[Coordinate annotation records]
:::::

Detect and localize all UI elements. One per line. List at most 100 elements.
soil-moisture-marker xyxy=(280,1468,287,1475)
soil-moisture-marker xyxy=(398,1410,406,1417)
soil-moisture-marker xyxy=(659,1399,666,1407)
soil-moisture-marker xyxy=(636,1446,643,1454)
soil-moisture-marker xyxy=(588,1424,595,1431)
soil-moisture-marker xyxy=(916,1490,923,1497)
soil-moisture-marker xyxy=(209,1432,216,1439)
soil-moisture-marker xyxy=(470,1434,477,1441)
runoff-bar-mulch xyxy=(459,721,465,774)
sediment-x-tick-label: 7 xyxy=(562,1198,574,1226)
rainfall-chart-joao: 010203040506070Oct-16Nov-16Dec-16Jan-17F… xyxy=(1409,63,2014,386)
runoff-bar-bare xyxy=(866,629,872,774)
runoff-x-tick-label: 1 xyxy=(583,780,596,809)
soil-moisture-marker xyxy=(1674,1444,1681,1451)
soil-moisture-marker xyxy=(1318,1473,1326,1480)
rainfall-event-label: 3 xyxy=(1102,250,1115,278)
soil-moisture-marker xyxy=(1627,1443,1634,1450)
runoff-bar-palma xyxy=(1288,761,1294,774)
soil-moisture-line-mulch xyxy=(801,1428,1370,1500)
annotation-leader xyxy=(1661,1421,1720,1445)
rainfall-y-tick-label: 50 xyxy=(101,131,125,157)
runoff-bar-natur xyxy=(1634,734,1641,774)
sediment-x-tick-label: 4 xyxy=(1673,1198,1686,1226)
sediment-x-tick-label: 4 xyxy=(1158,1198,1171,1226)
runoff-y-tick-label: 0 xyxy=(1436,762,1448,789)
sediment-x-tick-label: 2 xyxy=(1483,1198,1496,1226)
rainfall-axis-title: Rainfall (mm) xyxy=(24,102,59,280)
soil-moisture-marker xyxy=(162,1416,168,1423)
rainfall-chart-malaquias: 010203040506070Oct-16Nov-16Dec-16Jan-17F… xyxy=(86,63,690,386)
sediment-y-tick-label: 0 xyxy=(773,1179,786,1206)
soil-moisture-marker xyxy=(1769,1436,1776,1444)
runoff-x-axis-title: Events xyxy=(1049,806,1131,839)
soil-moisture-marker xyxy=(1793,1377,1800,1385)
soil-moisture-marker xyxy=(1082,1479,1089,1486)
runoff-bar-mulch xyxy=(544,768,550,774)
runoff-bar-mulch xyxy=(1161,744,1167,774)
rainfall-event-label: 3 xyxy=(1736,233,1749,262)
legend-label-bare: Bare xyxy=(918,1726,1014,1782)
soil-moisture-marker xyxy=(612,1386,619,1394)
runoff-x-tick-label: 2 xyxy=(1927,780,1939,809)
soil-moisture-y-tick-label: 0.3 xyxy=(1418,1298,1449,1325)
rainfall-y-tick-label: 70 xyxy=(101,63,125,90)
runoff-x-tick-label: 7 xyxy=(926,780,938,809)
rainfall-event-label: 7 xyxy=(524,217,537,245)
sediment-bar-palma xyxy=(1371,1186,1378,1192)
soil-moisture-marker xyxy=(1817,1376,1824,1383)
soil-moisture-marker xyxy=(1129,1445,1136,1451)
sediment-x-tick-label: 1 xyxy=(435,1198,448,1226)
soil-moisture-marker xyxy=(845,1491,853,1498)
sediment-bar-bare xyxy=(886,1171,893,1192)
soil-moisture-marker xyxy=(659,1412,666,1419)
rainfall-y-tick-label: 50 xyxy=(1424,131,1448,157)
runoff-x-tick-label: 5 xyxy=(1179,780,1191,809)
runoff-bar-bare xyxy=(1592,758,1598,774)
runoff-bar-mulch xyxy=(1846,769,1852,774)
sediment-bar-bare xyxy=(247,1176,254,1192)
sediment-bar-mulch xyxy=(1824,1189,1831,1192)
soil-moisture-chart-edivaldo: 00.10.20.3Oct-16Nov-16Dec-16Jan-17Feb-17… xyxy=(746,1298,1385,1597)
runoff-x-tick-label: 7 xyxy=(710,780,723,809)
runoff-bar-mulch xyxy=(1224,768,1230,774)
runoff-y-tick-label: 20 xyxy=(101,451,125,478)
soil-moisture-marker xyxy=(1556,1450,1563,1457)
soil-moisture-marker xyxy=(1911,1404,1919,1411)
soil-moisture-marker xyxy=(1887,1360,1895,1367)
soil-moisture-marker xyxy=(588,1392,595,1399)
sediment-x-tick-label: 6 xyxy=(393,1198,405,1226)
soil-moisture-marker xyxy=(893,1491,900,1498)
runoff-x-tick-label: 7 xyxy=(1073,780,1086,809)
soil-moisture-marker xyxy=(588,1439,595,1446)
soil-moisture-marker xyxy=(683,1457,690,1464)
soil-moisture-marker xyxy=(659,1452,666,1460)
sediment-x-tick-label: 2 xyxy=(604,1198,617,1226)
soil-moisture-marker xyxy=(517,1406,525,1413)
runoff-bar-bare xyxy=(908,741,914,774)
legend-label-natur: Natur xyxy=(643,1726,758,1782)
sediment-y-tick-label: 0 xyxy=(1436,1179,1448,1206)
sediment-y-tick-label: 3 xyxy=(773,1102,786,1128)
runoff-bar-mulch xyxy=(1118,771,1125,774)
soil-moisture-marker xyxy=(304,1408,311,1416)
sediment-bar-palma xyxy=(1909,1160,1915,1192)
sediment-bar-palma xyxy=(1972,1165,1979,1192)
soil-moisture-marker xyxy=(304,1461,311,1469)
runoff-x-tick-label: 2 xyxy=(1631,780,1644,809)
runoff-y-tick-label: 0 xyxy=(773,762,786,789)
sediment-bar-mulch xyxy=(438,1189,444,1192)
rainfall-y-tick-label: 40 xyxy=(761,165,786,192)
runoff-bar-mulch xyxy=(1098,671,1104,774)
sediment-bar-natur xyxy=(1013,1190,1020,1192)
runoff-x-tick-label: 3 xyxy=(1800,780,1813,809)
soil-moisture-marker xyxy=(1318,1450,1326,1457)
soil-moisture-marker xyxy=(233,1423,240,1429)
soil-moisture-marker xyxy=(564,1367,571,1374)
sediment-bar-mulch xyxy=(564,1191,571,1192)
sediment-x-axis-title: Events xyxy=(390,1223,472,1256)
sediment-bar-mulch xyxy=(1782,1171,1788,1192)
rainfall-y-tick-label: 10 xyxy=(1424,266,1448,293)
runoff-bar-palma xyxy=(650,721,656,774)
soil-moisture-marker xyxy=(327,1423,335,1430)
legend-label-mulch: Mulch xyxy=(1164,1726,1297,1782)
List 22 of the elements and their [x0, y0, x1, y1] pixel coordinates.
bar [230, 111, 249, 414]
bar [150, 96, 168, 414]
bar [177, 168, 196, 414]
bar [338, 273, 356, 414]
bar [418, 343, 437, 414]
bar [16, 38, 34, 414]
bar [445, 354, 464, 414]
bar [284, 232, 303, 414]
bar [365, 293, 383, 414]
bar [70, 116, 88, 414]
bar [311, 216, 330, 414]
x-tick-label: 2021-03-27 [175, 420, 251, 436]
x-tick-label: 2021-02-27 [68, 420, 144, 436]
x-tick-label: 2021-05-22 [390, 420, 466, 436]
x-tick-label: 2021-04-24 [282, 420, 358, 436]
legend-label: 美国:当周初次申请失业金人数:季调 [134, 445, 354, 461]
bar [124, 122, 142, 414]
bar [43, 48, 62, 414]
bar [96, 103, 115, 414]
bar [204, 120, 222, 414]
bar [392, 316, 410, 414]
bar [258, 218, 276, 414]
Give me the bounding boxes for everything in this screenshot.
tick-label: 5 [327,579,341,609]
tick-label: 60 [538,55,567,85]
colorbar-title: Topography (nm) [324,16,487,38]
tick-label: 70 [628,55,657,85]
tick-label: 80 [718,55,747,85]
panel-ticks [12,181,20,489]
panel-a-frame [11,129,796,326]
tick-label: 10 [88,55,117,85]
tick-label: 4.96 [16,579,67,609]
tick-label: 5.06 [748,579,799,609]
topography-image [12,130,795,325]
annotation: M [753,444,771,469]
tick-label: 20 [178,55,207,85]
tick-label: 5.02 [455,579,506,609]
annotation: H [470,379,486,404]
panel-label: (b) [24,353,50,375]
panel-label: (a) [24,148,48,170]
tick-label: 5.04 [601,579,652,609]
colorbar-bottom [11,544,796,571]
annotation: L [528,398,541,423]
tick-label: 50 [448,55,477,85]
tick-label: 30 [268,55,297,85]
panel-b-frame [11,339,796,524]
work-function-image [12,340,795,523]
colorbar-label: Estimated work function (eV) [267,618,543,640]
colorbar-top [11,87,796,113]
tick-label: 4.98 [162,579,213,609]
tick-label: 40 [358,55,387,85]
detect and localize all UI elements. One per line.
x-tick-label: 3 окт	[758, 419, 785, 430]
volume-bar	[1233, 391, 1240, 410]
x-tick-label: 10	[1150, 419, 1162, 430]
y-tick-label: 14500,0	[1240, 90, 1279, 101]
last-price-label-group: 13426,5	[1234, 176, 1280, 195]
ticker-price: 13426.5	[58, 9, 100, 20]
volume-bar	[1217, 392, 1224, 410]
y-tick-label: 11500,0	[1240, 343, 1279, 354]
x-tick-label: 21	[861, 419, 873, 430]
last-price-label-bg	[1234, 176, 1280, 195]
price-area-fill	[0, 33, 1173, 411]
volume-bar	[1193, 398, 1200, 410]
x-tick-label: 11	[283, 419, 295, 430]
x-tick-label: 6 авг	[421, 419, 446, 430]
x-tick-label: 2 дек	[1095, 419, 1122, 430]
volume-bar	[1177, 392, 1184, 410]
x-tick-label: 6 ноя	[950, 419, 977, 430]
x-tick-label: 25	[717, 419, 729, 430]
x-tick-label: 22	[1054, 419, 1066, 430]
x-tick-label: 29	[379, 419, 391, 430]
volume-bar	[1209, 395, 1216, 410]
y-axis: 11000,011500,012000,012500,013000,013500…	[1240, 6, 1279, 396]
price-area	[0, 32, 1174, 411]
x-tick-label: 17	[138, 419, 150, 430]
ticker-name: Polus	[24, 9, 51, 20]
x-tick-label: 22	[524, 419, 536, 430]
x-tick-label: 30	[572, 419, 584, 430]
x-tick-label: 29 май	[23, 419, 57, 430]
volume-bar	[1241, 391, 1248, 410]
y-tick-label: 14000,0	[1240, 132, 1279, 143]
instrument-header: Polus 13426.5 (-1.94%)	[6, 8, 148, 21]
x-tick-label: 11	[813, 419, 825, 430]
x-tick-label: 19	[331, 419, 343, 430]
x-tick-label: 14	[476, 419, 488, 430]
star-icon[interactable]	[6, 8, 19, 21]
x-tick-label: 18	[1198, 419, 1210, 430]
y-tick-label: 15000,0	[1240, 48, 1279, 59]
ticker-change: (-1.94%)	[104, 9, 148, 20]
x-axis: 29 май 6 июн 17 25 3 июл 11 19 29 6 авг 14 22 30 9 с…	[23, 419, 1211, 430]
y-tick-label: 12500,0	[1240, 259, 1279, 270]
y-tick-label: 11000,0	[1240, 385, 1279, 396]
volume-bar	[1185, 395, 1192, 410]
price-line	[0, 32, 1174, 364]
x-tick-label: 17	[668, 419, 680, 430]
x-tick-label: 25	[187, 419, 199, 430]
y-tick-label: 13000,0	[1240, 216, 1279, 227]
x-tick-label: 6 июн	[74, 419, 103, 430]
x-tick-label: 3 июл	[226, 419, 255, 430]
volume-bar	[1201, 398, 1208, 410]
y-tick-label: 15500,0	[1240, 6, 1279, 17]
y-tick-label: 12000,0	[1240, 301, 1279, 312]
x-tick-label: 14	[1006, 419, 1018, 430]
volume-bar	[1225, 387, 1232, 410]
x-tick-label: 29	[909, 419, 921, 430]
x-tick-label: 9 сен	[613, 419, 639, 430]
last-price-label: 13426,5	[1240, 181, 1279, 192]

:::::

Reproduce everything from the first line down through the line containing "runoff-bar-mulch xyxy=(544,768,550,774)", with both ends included.

- [Task output]:
Detect and localize all UI elements. One per line. List at most 100 elements.
soil-moisture-marker xyxy=(280,1468,287,1475)
soil-moisture-marker xyxy=(398,1410,406,1417)
soil-moisture-marker xyxy=(659,1399,666,1407)
soil-moisture-marker xyxy=(636,1446,643,1454)
soil-moisture-marker xyxy=(588,1424,595,1431)
soil-moisture-marker xyxy=(916,1490,923,1497)
soil-moisture-marker xyxy=(209,1432,216,1439)
soil-moisture-marker xyxy=(470,1434,477,1441)
runoff-bar-mulch xyxy=(459,721,465,774)
sediment-x-tick-label: 7 xyxy=(562,1198,574,1226)
rainfall-chart-joao: 010203040506070Oct-16Nov-16Dec-16Jan-17F… xyxy=(1409,63,2014,386)
runoff-bar-bare xyxy=(866,629,872,774)
runoff-x-tick-label: 1 xyxy=(583,780,596,809)
soil-moisture-marker xyxy=(1674,1444,1681,1451)
soil-moisture-marker xyxy=(1318,1473,1326,1480)
rainfall-event-label: 3 xyxy=(1102,250,1115,278)
soil-moisture-marker xyxy=(1627,1443,1634,1450)
runoff-bar-palma xyxy=(1288,761,1294,774)
soil-moisture-line-mulch xyxy=(801,1428,1370,1500)
annotation-leader xyxy=(1661,1421,1720,1445)
rainfall-y-tick-label: 50 xyxy=(101,131,125,157)
runoff-bar-natur xyxy=(1634,734,1641,774)
sediment-x-tick-label: 4 xyxy=(1673,1198,1686,1226)
sediment-x-tick-label: 4 xyxy=(1158,1198,1171,1226)
runoff-y-tick-label: 0 xyxy=(1436,762,1448,789)
sediment-x-tick-label: 2 xyxy=(1483,1198,1496,1226)
rainfall-axis-title: Rainfall (mm) xyxy=(24,102,59,280)
soil-moisture-marker xyxy=(162,1416,168,1423)
rainfall-chart-malaquias: 010203040506070Oct-16Nov-16Dec-16Jan-17F… xyxy=(86,63,690,386)
sediment-y-tick-label: 0 xyxy=(773,1179,786,1206)
soil-moisture-marker xyxy=(1769,1436,1776,1444)
runoff-x-axis-title: Events xyxy=(1049,806,1131,839)
soil-moisture-marker xyxy=(1793,1377,1800,1385)
soil-moisture-marker xyxy=(1082,1479,1089,1486)
runoff-bar-mulch xyxy=(544,768,550,774)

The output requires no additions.